Task: Exactly reproduce all the records, keeping pictures out of the copy.

### Input records

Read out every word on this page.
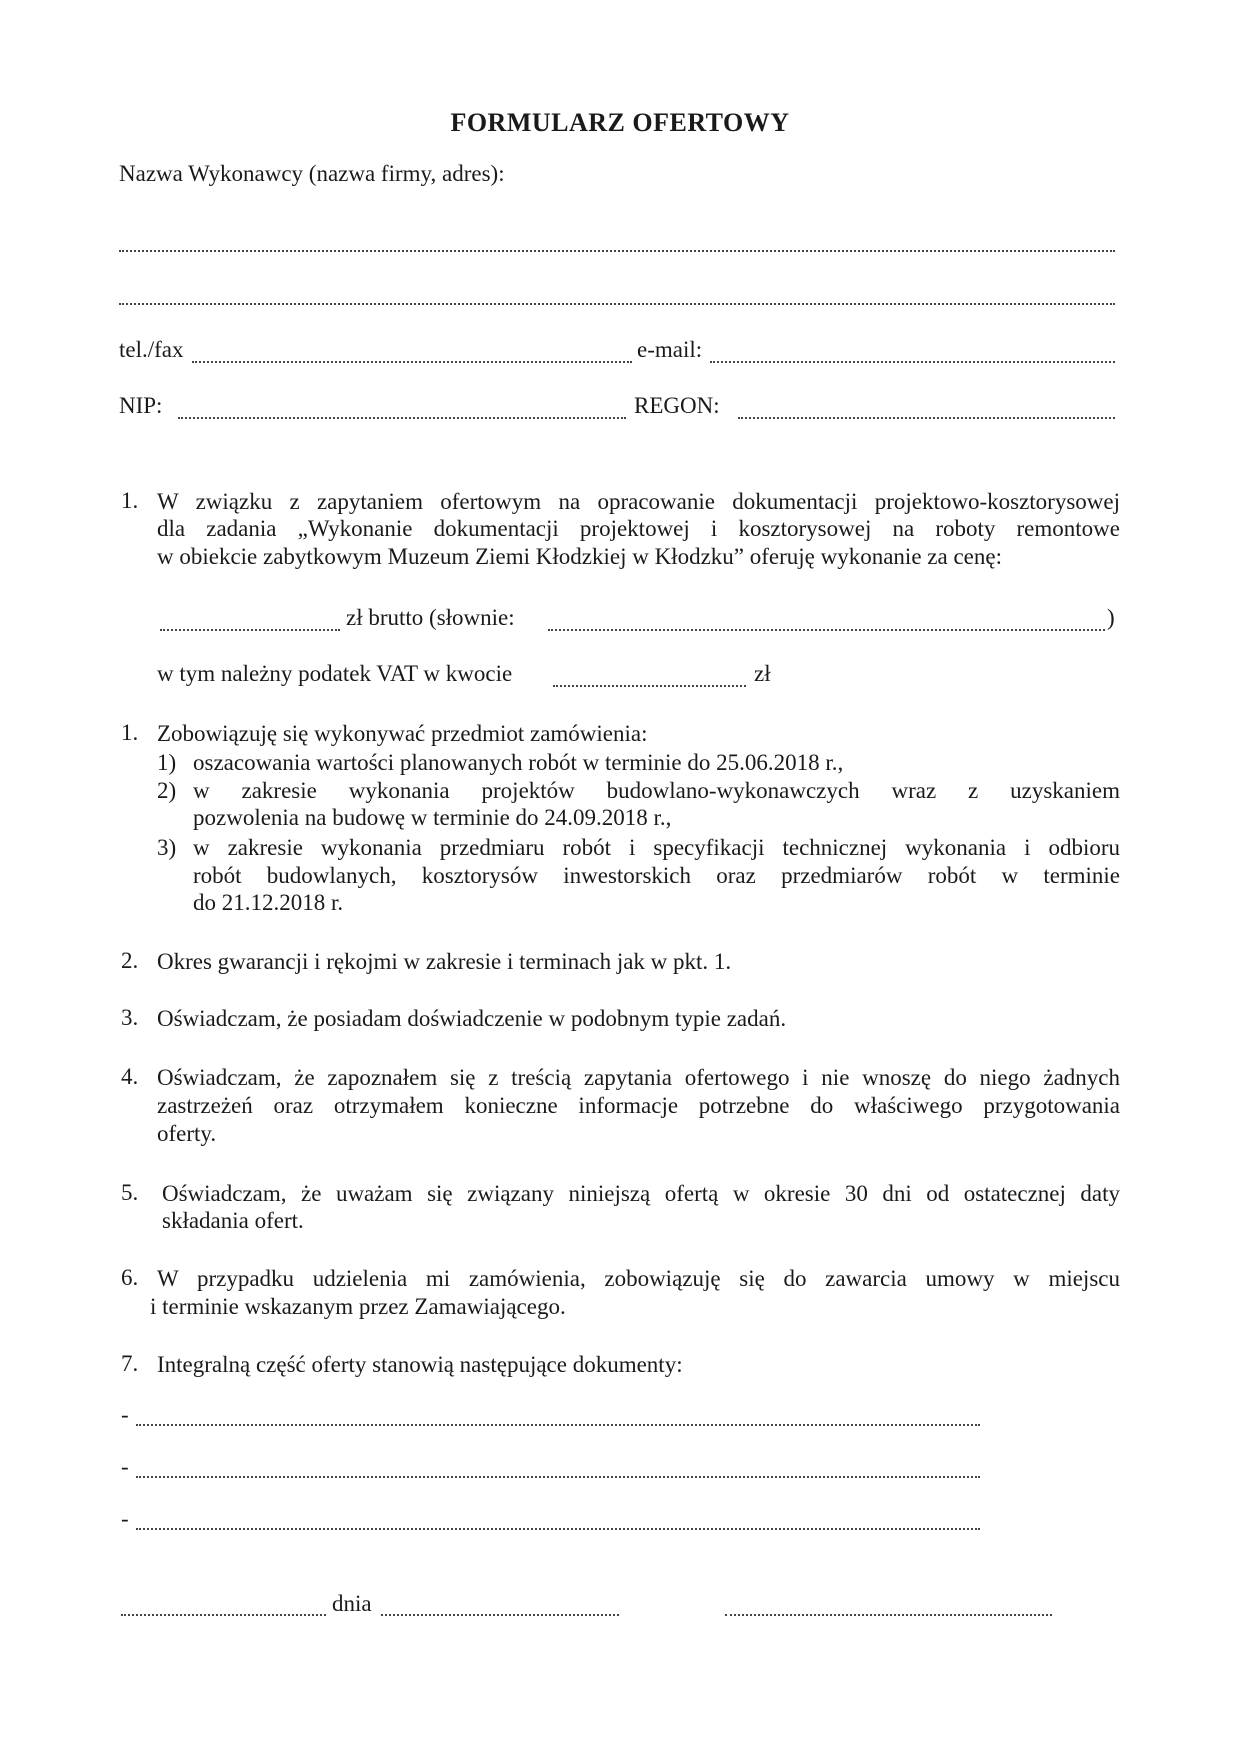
FORMULARZ OFERTOWY
Nazwa Wykonawcy (nazwa firmy, adres):
tel./fax	e-mail:
NIP:	REGON:
1. W związku z zapytaniem ofertowym na opracowanie dokumentacji projektowo-kosztorysowej
dla zadania „Wykonanie dokumentacji projektowej i kosztorysowej na roboty remontowe
w obiekcie zabytkowym Muzeum Ziemi Kłodzkiej w Kłodzku” oferuję wykonanie za cenę:
zł brutto (słownie:	)
w tym należny podatek VAT w kwocie	zł
1. Zobowiązuję się wykonywać przedmiot zamówienia:
1) oszacowania wartości planowanych robót w terminie do 25.06.2018 r.,
2) w zakresie wykonania projektów budowlano-wykonawczych wraz z uzyskaniem
pozwolenia na budowę w terminie do 24.09.2018 r.,
3) w zakresie wykonania przedmiaru robót i specyfikacji technicznej wykonania i odbioru
robót budowlanych, kosztorysów inwestorskich oraz przedmiarów robót w terminie
do 21.12.2018 r.
2. Okres gwarancji i rękojmi w zakresie i terminach jak w pkt. 1.
3. Oświadczam, że posiadam doświadczenie w podobnym typie zadań.
4. Oświadczam, że zapoznałem się z treścią zapytania ofertowego i nie wnoszę do niego żadnych
zastrzeżeń oraz otrzymałem konieczne informacje potrzebne do właściwego przygotowania
oferty.
5. Oświadczam, że uważam się związany niniejszą ofertą w okresie 30 dni od ostatecznej daty
składania ofert.
6. W przypadku udzielenia mi zamówienia, zobowiązuję się do zawarcia umowy w miejscu
i terminie wskazanym przez Zamawiającego.
7. Integralną część oferty stanowią następujące dokumenty:
-
-
-
dnia
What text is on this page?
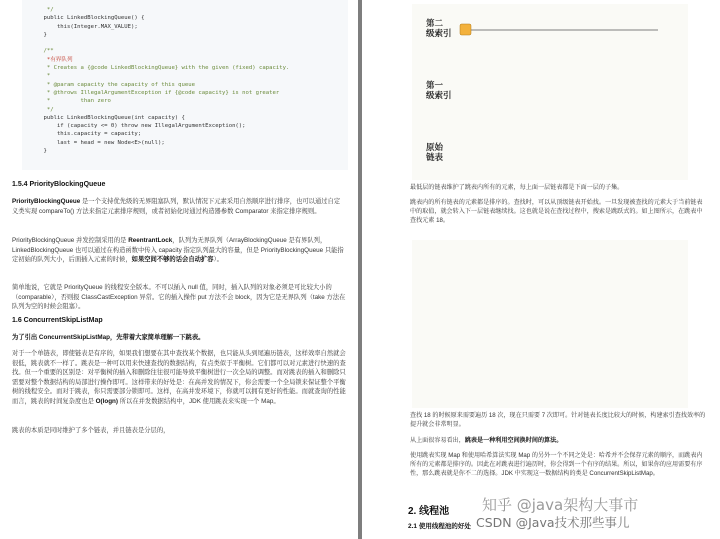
*/
public LinkedBlockingQueue() {
this(Integer.MAX_VALUE);
}

/**
*有界队列
* Creates a {@code LinkedBlockingQueue} with the given (fixed) capacity.
*
* @param capacity the capacity of this queue
* @throws IllegalArgumentException if {@code capacity} is not greater
*         than zero
*/
public LinkedBlockingQueue(int capacity) {
if (capacity <= 0) throw new IllegalArgumentException();
this.capacity = capacity;
last = head = new Node<E>(null);
}
1.5.4 PriorityBlockingQueue
PriorityBlockingQueue 是一个支持优先级的无界阻塞队列，默认情况下元素采用自然顺序进行排序，也可以通过自定义类实现 compareTo() 方法来指定元素排序规则，或者初始化时通过构造器参数 Comparator 来指定排序规则。
PriorityBlockingQueue 并发控制采用的是 ReentrantLock，队列为无界队列（ArrayBlockingQueue 是有界队列，LinkedBlockingQueue 也可以通过在构造函数中传入 capacity 指定队列最大的容量，但是 PriorityBlockingQueue 只能指定初始的队列大小，后面插入元素的时候，如果空间不够的话会自动扩容）。
简单地说，它就是 PriorityQueue 的线程安全版本。不可以插入 null 值，同时，插入队列的对象必须是可比较大小的（comparable），否则报 ClassCastException 异常。它的插入操作 put 方法不会 block，因为它是无界队列（take 方法在队列为空的时候会阻塞）。
1.6 ConcurrentSkipListMap
为了引出 ConcurrentSkipListMap，先带着大家简单理解一下跳表。
对于一个单链表，即使链表是有序的，如果我们想要在其中查找某个数据，也只能从头到尾遍历链表，这样效率自然就会很低，跳表就不一样了。跳表是一种可以用来快速查找的数据结构，有点类似于平衡树。它们都可以对元素进行快速的查找。但一个重要的区别是：对平衡树的插入和删除往往很可能导致平衡树进行一次全局的调整。而对跳表的插入和删除只需要对整个数据结构的局部进行操作即可。这样带来的好处是：在高并发的情况下，你会需要一个全局锁来保证整个平衡树的线程安全。而对于跳表，你只需要部分锁即可。这样，在高并发环境下，你就可以拥有更好的性能。而就查询的性能而言，跳表的时间复杂度也是 O(logn) 所以在并发数据结构中，JDK 使用跳表来实现一个 Map。
跳表的本质是同时维护了多个链表，并且链表是分层的，
第二
级索引
第一
级索引
原始
链表
最低层的链表维护了跳表内所有的元素，每上面一层链表都是下面一层的子集。
跳表内的所有链表的元素都是排序的。查找时，可以从顶级链表开始找。一旦发现被查找的元素大于当前链表中的取值，就会转入下一层链表继续找。这也就是说在查找过程中，搜索是跳跃式的。如上图所示，在跳表中查找元素 18。
查找 18 的时候原来需要遍历 18 次，现在只需要 7 次即可。针对链表长度比较大的时候，构建索引查找效率的提升就会非常明显。
从上面很容易看出，跳表是一种利用空间换时间的算法。
使用跳表实现 Map 和使用哈希算法实现 Map 的另外一个不同之处是：哈希并不会保存元素的顺序，而跳表内所有的元素都是排序的。因此在对跳表进行遍历时，你会得到一个有序的结果。所以，如果你的应用需要有序性，那么跳表就是你不二的选择。JDK 中实现这一数据结构的类是 ConcurrentSkipListMap。
2. 线程池
2.1 使用线程池的好处
知乎 @java架构大事市
CSDN @Java技术那些事儿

######

Solution below:
Read out every word on this page.
FORMULARZ OFERTOWY
Nazwa Wykonawcy (nazwa firmy, adres):
tel./fax	e-mail:
NIP:	REGON:
1. W związku z zapytaniem ofertowym na opracowanie dokumentacji projektowo-kosztorysowej
dla zadania „Wykonanie dokumentacji projektowej i kosztorysowej na roboty remontowe
w obiekcie zabytkowym Muzeum Ziemi Kłodzkiej w Kłodzku” oferuję wykonanie za cenę:
zł brutto (słownie:	)
w tym należny podatek VAT w kwocie	zł
1. Zobowiązuję się wykonywać przedmiot zamówienia:
1) oszacowania wartości planowanych robót w terminie do 25.06.2018 r.,
2) w zakresie wykonania projektów budowlano-wykonawczych wraz z uzyskaniem
pozwolenia na budowę w terminie do 24.09.2018 r.,
3) w zakresie wykonania przedmiaru robót i specyfikacji technicznej wykonania i odbioru
robót budowlanych, kosztorysów inwestorskich oraz przedmiarów robót w terminie
do 21.12.2018 r.
2. Okres gwarancji i rękojmi w zakresie i terminach jak w pkt. 1.
3. Oświadczam, że posiadam doświadczenie w podobnym typie zadań.
4. Oświadczam, że zapoznałem się z treścią zapytania ofertowego i nie wnoszę do niego żadnych
zastrzeżeń oraz otrzymałem konieczne informacje potrzebne do właściwego przygotowania
oferty.
5. Oświadczam, że uważam się związany niniejszą ofertą w okresie 30 dni od ostatecznej daty
składania ofert.
6. W przypadku udzielenia mi zamówienia, zobowiązuję się do zawarcia umowy w miejscu
i terminie wskazanym przez Zamawiającego.
7. Integralną część oferty stanowią następujące dokumenty:
-
-
-
dnia
What text is on this page?
*/
public LinkedBlockingQueue() {
this(Integer.MAX_VALUE);
}

/**
*有界队列
* Creates a {@code LinkedBlockingQueue} with the given (fixed) capacity.
*
* @param capacity the capacity of this queue
* @throws IllegalArgumentException if {@code capacity} is not greater
*         than zero
*/
public LinkedBlockingQueue(int capacity) {
if (capacity <= 0) throw new IllegalArgumentException();
this.capacity = capacity;
last = head = new Node<E>(null);
}
1.5.4 PriorityBlockingQueue
PriorityBlockingQueue 是一个支持优先级的无界阻塞队列，默认情况下元素采用自然顺序进行排序，也可以通过自定义类实现 compareTo() 方法来指定元素排序规则，或者初始化时通过构造器参数 Comparator 来指定排序规则。
PriorityBlockingQueue 并发控制采用的是 ReentrantLock，队列为无界队列（ArrayBlockingQueue 是有界队列，LinkedBlockingQueue 也可以通过在构造函数中传入 capacity 指定队列最大的容量，但是 PriorityBlockingQueue 只能指定初始的队列大小，后面插入元素的时候，如果空间不够的话会自动扩容）。
简单地说，它就是 PriorityQueue 的线程安全版本。不可以插入 null 值，同时，插入队列的对象必须是可比较大小的（comparable），否则报 ClassCastException 异常。它的插入操作 put 方法不会 block，因为它是无界队列（take 方法在队列为空的时候会阻塞）。
1.6 ConcurrentSkipListMap
为了引出 ConcurrentSkipListMap，先带着大家简单理解一下跳表。
对于一个单链表，即使链表是有序的，如果我们想要在其中查找某个数据，也只能从头到尾遍历链表，这样效率自然就会很低，跳表就不一样了。跳表是一种可以用来快速查找的数据结构，有点类似于平衡树。它们都可以对元素进行快速的查找。但一个重要的区别是：对平衡树的插入和删除往往很可能导致平衡树进行一次全局的调整。而对跳表的插入和删除只需要对整个数据结构的局部进行操作即可。这样带来的好处是：在高并发的情况下，你会需要一个全局锁来保证整个平衡树的线程安全。而对于跳表，你只需要部分锁即可。这样，在高并发环境下，你就可以拥有更好的性能。而就查询的性能而言，跳表的时间复杂度也是 O(logn) 所以在并发数据结构中，JDK 使用跳表来实现一个 Map。
跳表的本质是同时维护了多个链表，并且链表是分层的，
第二
级索引
第一
级索引
原始
链表
最低层的链表维护了跳表内所有的元素，每上面一层链表都是下面一层的子集。
跳表内的所有链表的元素都是排序的。查找时，可以从顶级链表开始找。一旦发现被查找的元素大于当前链表中的取值，就会转入下一层链表继续找。这也就是说在查找过程中，搜索是跳跃式的。如上图所示，在跳表中查找元素 18。
查找 18 的时候原来需要遍历 18 次，现在只需要 7 次即可。针对链表长度比较大的时候，构建索引查找效率的提升就会非常明显。
从上面很容易看出，跳表是一种利用空间换时间的算法。
使用跳表实现 Map 和使用哈希算法实现 Map 的另外一个不同之处是：哈希并不会保存元素的顺序，而跳表内所有的元素都是排序的。因此在对跳表进行遍历时，你会得到一个有序的结果。所以，如果你的应用需要有序性，那么跳表就是你不二的选择。JDK 中实现这一数据结构的类是 ConcurrentSkipListMap。
2. 线程池
2.1 使用线程池的好处
知乎 @java架构大事市
CSDN @Java技术那些事儿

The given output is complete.